**Input material:**
__________

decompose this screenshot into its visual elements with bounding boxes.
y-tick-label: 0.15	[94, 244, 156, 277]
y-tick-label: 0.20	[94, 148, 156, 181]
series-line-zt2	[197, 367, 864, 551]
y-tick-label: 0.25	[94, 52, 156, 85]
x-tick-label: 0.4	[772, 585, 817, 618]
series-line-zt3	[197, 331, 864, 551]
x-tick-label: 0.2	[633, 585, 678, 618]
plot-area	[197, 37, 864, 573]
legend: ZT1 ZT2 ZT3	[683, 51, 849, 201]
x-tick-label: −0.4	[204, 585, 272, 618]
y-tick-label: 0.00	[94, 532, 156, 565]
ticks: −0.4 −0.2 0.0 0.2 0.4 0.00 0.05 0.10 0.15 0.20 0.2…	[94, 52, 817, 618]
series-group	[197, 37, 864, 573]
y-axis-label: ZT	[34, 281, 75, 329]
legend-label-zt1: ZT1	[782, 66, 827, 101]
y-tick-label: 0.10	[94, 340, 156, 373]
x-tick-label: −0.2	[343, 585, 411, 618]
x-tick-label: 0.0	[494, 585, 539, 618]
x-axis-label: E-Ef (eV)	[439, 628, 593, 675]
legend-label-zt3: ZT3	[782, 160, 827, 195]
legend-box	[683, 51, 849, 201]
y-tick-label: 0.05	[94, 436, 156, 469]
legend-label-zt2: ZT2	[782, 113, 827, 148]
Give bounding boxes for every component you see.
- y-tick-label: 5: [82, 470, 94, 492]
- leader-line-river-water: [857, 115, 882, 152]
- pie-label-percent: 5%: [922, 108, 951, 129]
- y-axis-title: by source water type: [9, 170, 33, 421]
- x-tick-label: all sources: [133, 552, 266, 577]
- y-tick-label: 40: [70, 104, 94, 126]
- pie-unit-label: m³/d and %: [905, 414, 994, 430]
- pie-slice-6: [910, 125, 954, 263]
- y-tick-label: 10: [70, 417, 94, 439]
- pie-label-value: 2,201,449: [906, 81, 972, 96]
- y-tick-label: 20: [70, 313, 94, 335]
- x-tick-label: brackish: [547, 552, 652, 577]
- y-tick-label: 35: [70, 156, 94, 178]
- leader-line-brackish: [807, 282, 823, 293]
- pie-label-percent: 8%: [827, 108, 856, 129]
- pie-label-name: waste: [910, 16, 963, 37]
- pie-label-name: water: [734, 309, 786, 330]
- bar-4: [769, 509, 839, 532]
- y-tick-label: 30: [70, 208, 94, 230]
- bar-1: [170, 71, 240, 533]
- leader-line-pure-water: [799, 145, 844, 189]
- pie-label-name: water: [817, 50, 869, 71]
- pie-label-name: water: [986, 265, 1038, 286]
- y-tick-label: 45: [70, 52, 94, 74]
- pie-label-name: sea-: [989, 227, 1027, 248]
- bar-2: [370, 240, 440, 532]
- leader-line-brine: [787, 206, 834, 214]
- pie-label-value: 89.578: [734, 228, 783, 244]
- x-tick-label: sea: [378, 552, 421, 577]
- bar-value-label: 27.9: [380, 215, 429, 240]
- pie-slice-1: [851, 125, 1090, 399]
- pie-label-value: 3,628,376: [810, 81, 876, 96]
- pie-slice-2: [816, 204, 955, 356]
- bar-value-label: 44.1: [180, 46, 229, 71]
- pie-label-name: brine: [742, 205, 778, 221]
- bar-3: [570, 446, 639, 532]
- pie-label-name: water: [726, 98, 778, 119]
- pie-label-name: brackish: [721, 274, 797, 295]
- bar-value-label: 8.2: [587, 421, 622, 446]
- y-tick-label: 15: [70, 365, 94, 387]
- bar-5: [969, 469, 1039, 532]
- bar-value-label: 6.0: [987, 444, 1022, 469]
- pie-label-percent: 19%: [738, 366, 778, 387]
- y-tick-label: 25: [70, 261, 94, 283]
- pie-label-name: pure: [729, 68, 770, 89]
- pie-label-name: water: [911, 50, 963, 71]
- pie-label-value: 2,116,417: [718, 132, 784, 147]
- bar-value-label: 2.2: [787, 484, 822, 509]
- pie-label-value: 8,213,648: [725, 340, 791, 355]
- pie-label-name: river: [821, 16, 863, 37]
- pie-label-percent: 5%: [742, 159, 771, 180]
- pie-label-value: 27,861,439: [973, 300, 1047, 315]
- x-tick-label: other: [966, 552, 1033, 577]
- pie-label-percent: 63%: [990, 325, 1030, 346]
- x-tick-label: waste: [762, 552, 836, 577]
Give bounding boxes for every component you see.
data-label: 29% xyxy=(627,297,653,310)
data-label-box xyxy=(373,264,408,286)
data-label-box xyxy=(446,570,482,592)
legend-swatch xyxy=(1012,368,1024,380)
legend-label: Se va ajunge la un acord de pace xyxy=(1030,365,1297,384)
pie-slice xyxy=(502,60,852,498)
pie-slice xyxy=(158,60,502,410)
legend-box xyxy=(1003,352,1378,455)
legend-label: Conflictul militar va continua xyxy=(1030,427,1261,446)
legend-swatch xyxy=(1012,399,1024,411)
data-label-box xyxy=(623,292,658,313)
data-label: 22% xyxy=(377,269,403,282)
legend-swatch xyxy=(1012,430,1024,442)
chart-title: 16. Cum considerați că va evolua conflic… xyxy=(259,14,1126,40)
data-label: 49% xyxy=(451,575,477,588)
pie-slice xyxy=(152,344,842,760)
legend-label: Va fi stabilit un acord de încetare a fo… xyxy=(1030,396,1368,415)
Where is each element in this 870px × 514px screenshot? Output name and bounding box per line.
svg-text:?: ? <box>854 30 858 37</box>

__________

**Stated task:**
Express the records from their first line through the line containing "160, 827, 195]", both included, as a JSON list of strings with one string per line and no blank lines.

**Solution for this problem:**
[
  "decompose this screenshot into its visual elements with bounding boxes.",
  "y-tick-label: 0.15\t[94, 244, 156, 277]",
  "y-tick-label: 0.20\t[94, 148, 156, 181]",
  "series-line-zt2\t[197, 367, 864, 551]",
  "y-tick-label: 0.25\t[94, 52, 156, 85]",
  "x-tick-label: 0.4\t[772, 585, 817, 618]",
  "series-line-zt3\t[197, 331, 864, 551]",
  "x-tick-label: 0.2\t[633, 585, 678, 618]",
  "plot-area\t[197, 37, 864, 573]",
  "legend: ZT1 ZT2 ZT3\t[683, 51, 849, 201]",
  "x-tick-label: −0.4\t[204, 585, 272, 618]",
  "y-tick-label: 0.00\t[94, 532, 156, 565]",
  "ticks: −0.4 −0.2 0.0 0.2 0.4 0.00 0.05 0.10 0.15 0.20 0.2…\t[94, 52, 817, 618]",
  "series-group\t[197, 37, 864, 573]",
  "y-axis-label: ZT\t[34, 281, 75, 329]",
  "legend-label-zt1: ZT1\t[782, 66, 827, 101]",
  "y-tick-label: 0.10\t[94, 340, 156, 373]",
  "x-tick-label: −0.2\t[343, 585, 411, 618]",
  "x-tick-label: 0.0\t[494, 585, 539, 618]",
  "x-axis-label: E-Ef (eV)\t[439, 628, 593, 675]",
  "legend-label-zt3: ZT3\t[782, 160, 827, 195]"
]